= Problem to work on =
Set down the material below word for word, excluding the pictures.

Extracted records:
☆ ☆ ☆ ☆ ☆

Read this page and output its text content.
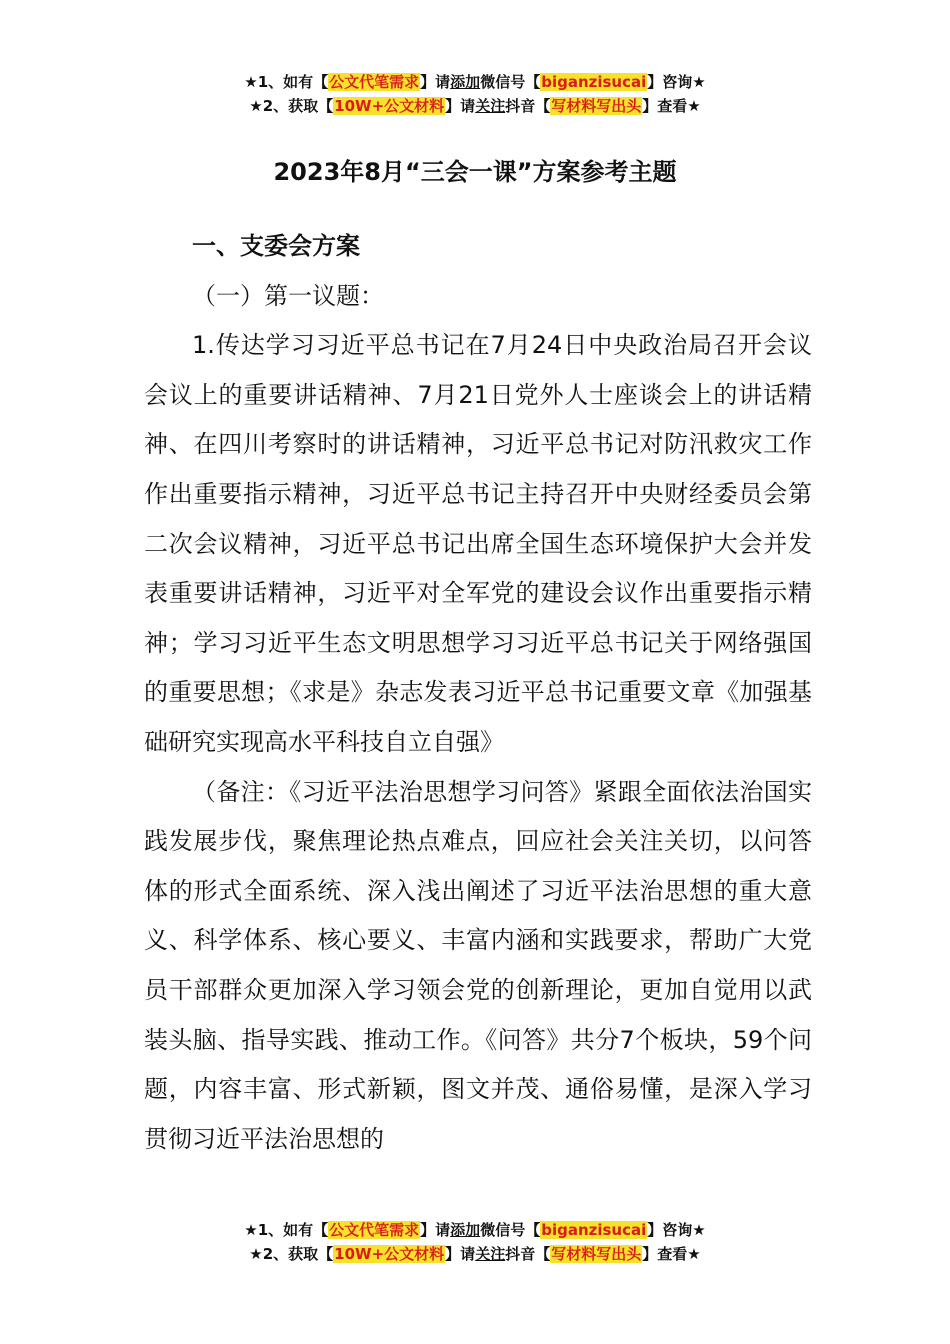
★1、如有【公文代笔需求】请添加微信号【biganzisucai】咨询★
★2、获取【10W+公文材料】请关注抖音【写材料写出头】查看★
2023年8月“三会一课”方案参考主题

一、支委会方案

（一）第一议题：

1.传达学习习近平总书记在7月24日中央政治局召开会议会议上的重要讲话精神、7月21日党外人士座谈会上的讲话精神、在四川考察时的讲话精神，习近平总书记对防汛救灾工作作出重要指示精神，习近平总书记主持召开中央财经委员会第二次会议精神，习近平总书记出席全国生态环境保护大会并发表重要讲话精神，习近平对全军党的建设会议作出重要指示精神；学习习近平生态文明思想学习习近平总书记关于网络强国的重要思想；《求是》杂志发表习近平总书记重要文章《加强基础研究实现高水平科技自立自强》

（备注：《习近平法治思想学习问答》紧跟全面依法治国实践发展步伐，聚焦理论热点难点，回应社会关注关切，以问答体的形式全面系统、深入浅出阐述了习近平法治思想的重大意义、科学体系、核心要义、丰富内涵和实践要求，帮助广大党员干部群众更加深入学习领会党的创新理论，更加自觉用以武装头脑、指导实践、推动工作。《问答》共分7个板块，59个问题，内容丰富、形式新颖，图文并茂、通俗易懂，是深入学习贯彻习近平法治思想的

★1、如有【公文代笔需求】请添加微信号【biganzisucai】咨询★
★2、获取【10W+公文材料】请关注抖音【写材料写出头】查看★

☆ ☆ ☆ ☆ ☆

= Answer to the problem =
Read this page and output its text content.
★1、如有【公文代笔需求】请添加微信号【biganzisucai】咨询★
★2、获取【10W+公文材料】请关注抖音【写材料写出头】查看★
2023年8月“三会一课”方案参考主题

一、支委会方案

（一）第一议题：

1.传达学习习近平总书记在7月24日中央政治局召开会议会议上的重要讲话精神、7月21日党外人士座谈会上的讲话精神、在四川考察时的讲话精神，习近平总书记对防汛救灾工作作出重要指示精神，习近平总书记主持召开中央财经委员会第二次会议精神，习近平总书记出席全国生态环境保护大会并发表重要讲话精神，习近平对全军党的建设会议作出重要指示精神；学习习近平生态文明思想学习习近平总书记关于网络强国的重要思想；《求是》杂志发表习近平总书记重要文章《加强基础研究实现高水平科技自立自强》

（备注：《习近平法治思想学习问答》紧跟全面依法治国实践发展步伐，聚焦理论热点难点，回应社会关注关切，以问答体的形式全面系统、深入浅出阐述了习近平法治思想的重大意义、科学体系、核心要义、丰富内涵和实践要求，帮助广大党员干部群众更加深入学习领会党的创新理论，更加自觉用以武装头脑、指导实践、推动工作。《问答》共分7个板块，59个问题，内容丰富、形式新颖，图文并茂、通俗易懂，是深入学习贯彻习近平法治思想的

★1、如有【公文代笔需求】请添加微信号【biganzisucai】咨询★
★2、获取【10W+公文材料】请关注抖音【写材料写出头】查看★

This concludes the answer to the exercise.